__Records for the exercise__
## START
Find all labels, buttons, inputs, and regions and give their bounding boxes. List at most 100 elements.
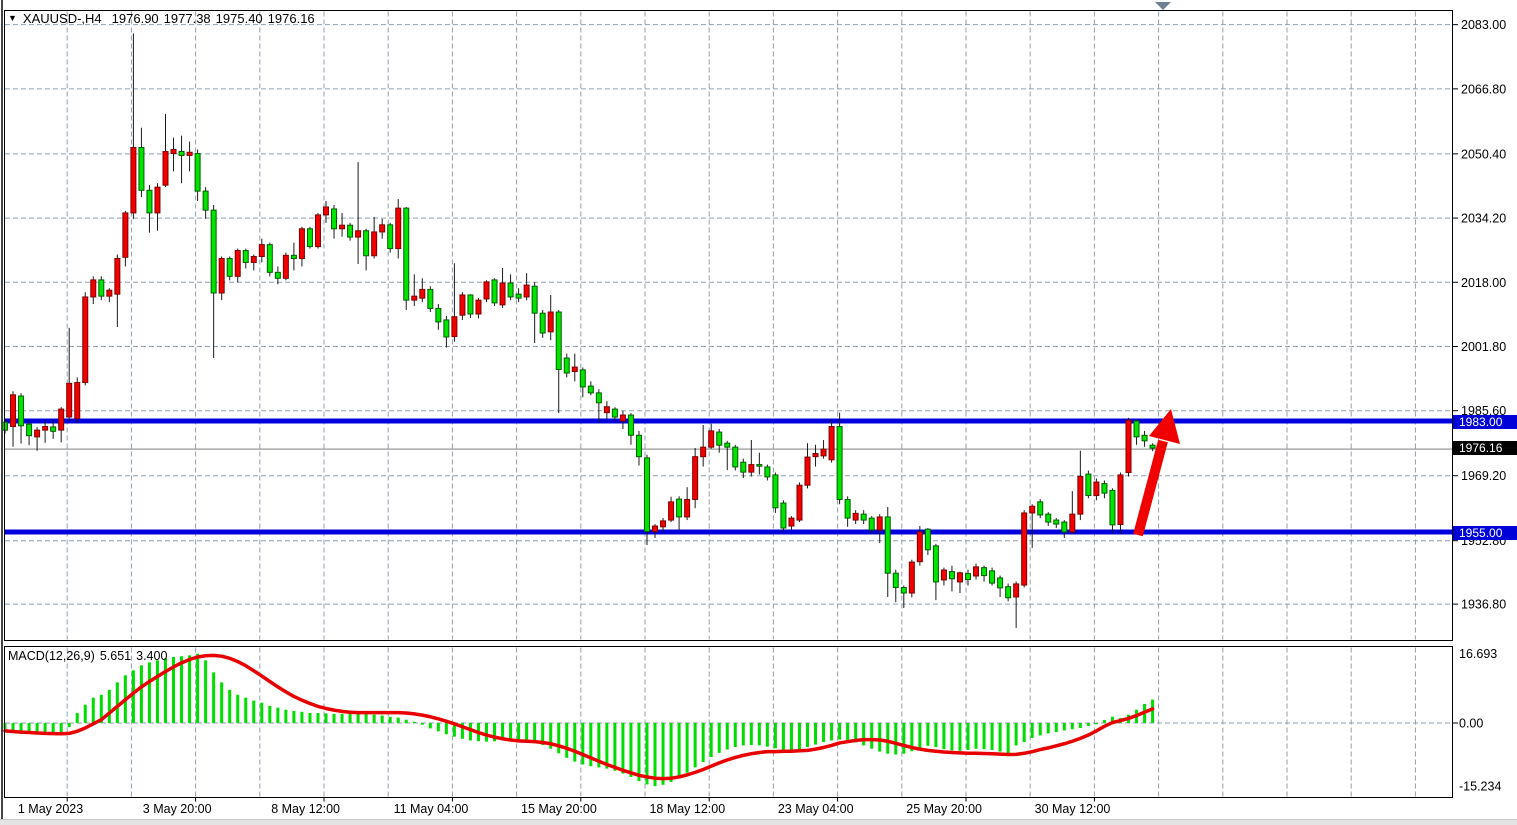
macd-histogram-bar <box>998 723 1002 752</box>
candle-bull <box>395 207 402 250</box>
macd-histogram-bar <box>372 714 376 723</box>
candle-bull <box>122 212 129 258</box>
macd-histogram-bar <box>749 723 753 745</box>
macd-histogram-bar <box>685 723 689 773</box>
macd-histogram-bar <box>541 723 545 745</box>
candle-bull <box>1093 481 1100 497</box>
macd-histogram-bar <box>107 689 111 723</box>
candle-bear <box>635 434 642 458</box>
candle-bear <box>226 257 233 277</box>
candle-bull <box>34 429 41 438</box>
macd-histogram-bar <box>653 723 657 787</box>
macd-histogram-bar <box>806 723 809 748</box>
macd-histogram-bar <box>886 723 890 754</box>
time-axis-label: 23 May 04:00 <box>778 802 854 816</box>
candle-bear <box>868 517 875 531</box>
macd-histogram-bar <box>1070 723 1074 730</box>
candle-bear <box>884 516 891 574</box>
macd-histogram-bar <box>493 723 497 742</box>
macd-histogram-bar <box>308 713 312 723</box>
macd-histogram-bar <box>741 723 745 746</box>
candle-bear <box>948 571 955 580</box>
macd-histogram-bar <box>420 723 424 725</box>
candle-bear <box>1101 483 1108 494</box>
macd-histogram-bar <box>51 723 55 734</box>
candle-bull <box>106 289 113 297</box>
candle-bear <box>306 228 313 248</box>
price-axis-label: 2034.20 <box>1461 212 1506 226</box>
candle-bear <box>403 207 410 301</box>
macd-histogram-bar <box>974 723 978 749</box>
indicator-name: MACD(12,26,9) <box>8 649 95 663</box>
candle-bear <box>210 209 217 294</box>
macd-histogram-bar <box>332 713 336 723</box>
macd-histogram-bar <box>918 723 922 748</box>
trend-arrow-shaft[interactable] <box>1133 439 1168 537</box>
candle-bear <box>1133 420 1140 438</box>
candle-bear <box>716 431 723 446</box>
candle-bull <box>419 288 426 299</box>
macd-histogram-bar <box>276 707 280 723</box>
candle-bear <box>427 288 434 309</box>
candle-bull <box>788 517 795 527</box>
macd-histogram-bar <box>533 723 537 743</box>
macd-histogram-bar <box>468 723 472 741</box>
macd-pane-border <box>4 646 1453 798</box>
time-axis-label: 18 May 12:00 <box>649 802 725 816</box>
macd-axis-label: 16.693 <box>1459 647 1497 661</box>
candle-bear <box>611 408 618 418</box>
candle-bear <box>531 285 538 314</box>
macd-histogram-bar <box>605 723 609 769</box>
candle-bear <box>676 498 683 518</box>
chart-shift-marker-icon[interactable] <box>1155 2 1171 10</box>
macd-axis-label: 0.00 <box>1459 717 1483 731</box>
macd-histogram-bar <box>934 723 938 748</box>
macd-histogram-bar <box>982 723 986 750</box>
macd-histogram-bar <box>43 723 47 734</box>
candle-bull <box>820 448 827 457</box>
candle-bear <box>539 312 546 334</box>
candle-bull <box>499 282 506 306</box>
candle-bear <box>491 279 498 304</box>
macd-histogram-bar <box>854 723 858 743</box>
price-axis-label: 1936.80 <box>1461 598 1506 612</box>
macd-histogram-bar <box>573 723 577 762</box>
macd-histogram-bar <box>870 723 874 749</box>
candle-bear <box>587 385 594 394</box>
macd-histogram-bar <box>1110 716 1114 723</box>
candle-bull <box>652 525 659 533</box>
macd-histogram-bar <box>27 723 31 733</box>
trend-arrow-head[interactable] <box>1149 409 1180 444</box>
macd-histogram-bar <box>1062 723 1066 731</box>
candle-bull <box>1077 475 1084 515</box>
candle-bull <box>186 151 193 156</box>
candle-bull <box>796 484 803 521</box>
macd-histogram-bar <box>1014 723 1018 746</box>
symbol-dropdown-icon[interactable]: ▼ <box>8 13 17 23</box>
macd-histogram-bar <box>517 723 521 740</box>
macd-histogram-bar <box>412 721 416 723</box>
macd-histogram-bar <box>155 660 159 723</box>
price-axis-label: 2066.80 <box>1461 82 1506 96</box>
macd-histogram-bar <box>164 658 167 723</box>
candle-bull <box>973 566 980 577</box>
macd-histogram-bar <box>252 700 256 723</box>
candle-bear <box>563 357 570 374</box>
candle-bull <box>876 516 883 531</box>
candle-bull <box>66 382 73 418</box>
candle-bear <box>363 230 370 257</box>
quote-high: 1977.38 <box>163 11 211 26</box>
candle-bull <box>170 149 177 154</box>
price-badge-resistance: 1983.00 <box>1453 415 1517 429</box>
candle-bull <box>90 279 97 298</box>
macd-histogram-bar <box>613 723 617 771</box>
candle-bull <box>916 531 923 563</box>
candle-bull <box>130 147 137 214</box>
macd-histogram-bar <box>701 723 705 763</box>
macd-histogram-bar <box>380 715 384 723</box>
candle-bear <box>989 570 996 584</box>
macd-histogram-bar <box>765 723 769 747</box>
candle-bear <box>26 423 33 437</box>
candle-bull <box>162 150 169 186</box>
## END
__What the task asks__
Reproduce every line of the records above word for word, leaving out the pictures.

__Task solution__
Find all labels, buttons, inputs, and regions and give their bounding boxes. List at most 100 elements.
macd-histogram-bar <box>998 723 1002 752</box>
candle-bull <box>395 207 402 250</box>
macd-histogram-bar <box>372 714 376 723</box>
candle-bull <box>122 212 129 258</box>
macd-histogram-bar <box>749 723 753 745</box>
macd-histogram-bar <box>685 723 689 773</box>
macd-histogram-bar <box>541 723 545 745</box>
candle-bull <box>1093 481 1100 497</box>
macd-histogram-bar <box>107 689 111 723</box>
candle-bear <box>635 434 642 458</box>
candle-bear <box>226 257 233 277</box>
candle-bull <box>34 429 41 438</box>
macd-histogram-bar <box>653 723 657 787</box>
macd-histogram-bar <box>806 723 809 748</box>
macd-histogram-bar <box>886 723 890 754</box>
time-axis-label: 23 May 04:00 <box>778 802 854 816</box>
candle-bear <box>868 517 875 531</box>
macd-histogram-bar <box>1070 723 1074 730</box>
candle-bear <box>884 516 891 574</box>
macd-histogram-bar <box>493 723 497 742</box>
macd-histogram-bar <box>308 713 312 723</box>
macd-histogram-bar <box>741 723 745 746</box>
candle-bear <box>948 571 955 580</box>
macd-histogram-bar <box>420 723 424 725</box>
candle-bear <box>1101 483 1108 494</box>
macd-histogram-bar <box>51 723 55 734</box>
candle-bull <box>106 289 113 297</box>
candle-bear <box>306 228 313 248</box>
price-axis-label: 2034.20 <box>1461 212 1506 226</box>
candle-bear <box>403 207 410 301</box>
macd-histogram-bar <box>974 723 978 749</box>
indicator-name: MACD(12,26,9) <box>8 649 95 663</box>
candle-bear <box>210 209 217 294</box>
macd-histogram-bar <box>332 713 336 723</box>
macd-histogram-bar <box>918 723 922 748</box>
trend-arrow-shaft[interactable] <box>1133 439 1168 537</box>
candle-bear <box>1133 420 1140 438</box>
candle-bear <box>716 431 723 446</box>
candle-bull <box>419 288 426 299</box>
macd-histogram-bar <box>276 707 280 723</box>
candle-bear <box>427 288 434 309</box>
candle-bull <box>788 517 795 527</box>
macd-histogram-bar <box>533 723 537 743</box>
macd-histogram-bar <box>468 723 472 741</box>
macd-pane-border <box>4 646 1453 798</box>
time-axis-label: 18 May 12:00 <box>649 802 725 816</box>
macd-axis-label: 16.693 <box>1459 647 1497 661</box>
candle-bear <box>611 408 618 418</box>
candle-bear <box>531 285 538 314</box>
macd-histogram-bar <box>605 723 609 769</box>
candle-bear <box>676 498 683 518</box>
chart-shift-marker-icon[interactable] <box>1155 2 1171 10</box>
macd-axis-label: 0.00 <box>1459 717 1483 731</box>
macd-histogram-bar <box>934 723 938 748</box>
macd-histogram-bar <box>982 723 986 750</box>
macd-histogram-bar <box>43 723 47 734</box>
candle-bull <box>820 448 827 457</box>
candle-bear <box>539 312 546 334</box>
candle-bull <box>499 282 506 306</box>
candle-bear <box>491 279 498 304</box>
macd-histogram-bar <box>854 723 858 743</box>
price-axis-label: 1936.80 <box>1461 598 1506 612</box>
macd-histogram-bar <box>573 723 577 762</box>
macd-histogram-bar <box>870 723 874 749</box>
candle-bear <box>587 385 594 394</box>
macd-histogram-bar <box>1110 716 1114 723</box>
candle-bull <box>652 525 659 533</box>
macd-histogram-bar <box>27 723 31 733</box>
trend-arrow-head[interactable] <box>1149 409 1180 444</box>
macd-histogram-bar <box>1062 723 1066 731</box>
candle-bull <box>1077 475 1084 515</box>
candle-bull <box>186 151 193 156</box>
candle-bull <box>796 484 803 521</box>
macd-histogram-bar <box>1014 723 1018 746</box>
symbol-dropdown-icon[interactable]: ▼ <box>8 13 17 23</box>
macd-histogram-bar <box>517 723 521 740</box>
macd-histogram-bar <box>412 721 416 723</box>
macd-histogram-bar <box>155 660 159 723</box>
price-axis-label: 2066.80 <box>1461 82 1506 96</box>
macd-histogram-bar <box>164 658 167 723</box>
candle-bull <box>973 566 980 577</box>
macd-histogram-bar <box>252 700 256 723</box>
candle-bear <box>563 357 570 374</box>
candle-bull <box>876 516 883 531</box>
candle-bull <box>66 382 73 418</box>
candle-bear <box>363 230 370 257</box>
quote-high: 1977.38 <box>163 11 211 26</box>
candle-bull <box>170 149 177 154</box>
price-badge-resistance: 1983.00 <box>1453 415 1517 429</box>
candle-bull <box>90 279 97 298</box>
macd-histogram-bar <box>613 723 617 771</box>
candle-bull <box>916 531 923 563</box>
candle-bull <box>130 147 137 214</box>
macd-histogram-bar <box>701 723 705 763</box>
macd-histogram-bar <box>380 715 384 723</box>
candle-bear <box>989 570 996 584</box>
macd-histogram-bar <box>765 723 769 747</box>
candle-bear <box>26 423 33 437</box>
candle-bull <box>162 150 169 186</box>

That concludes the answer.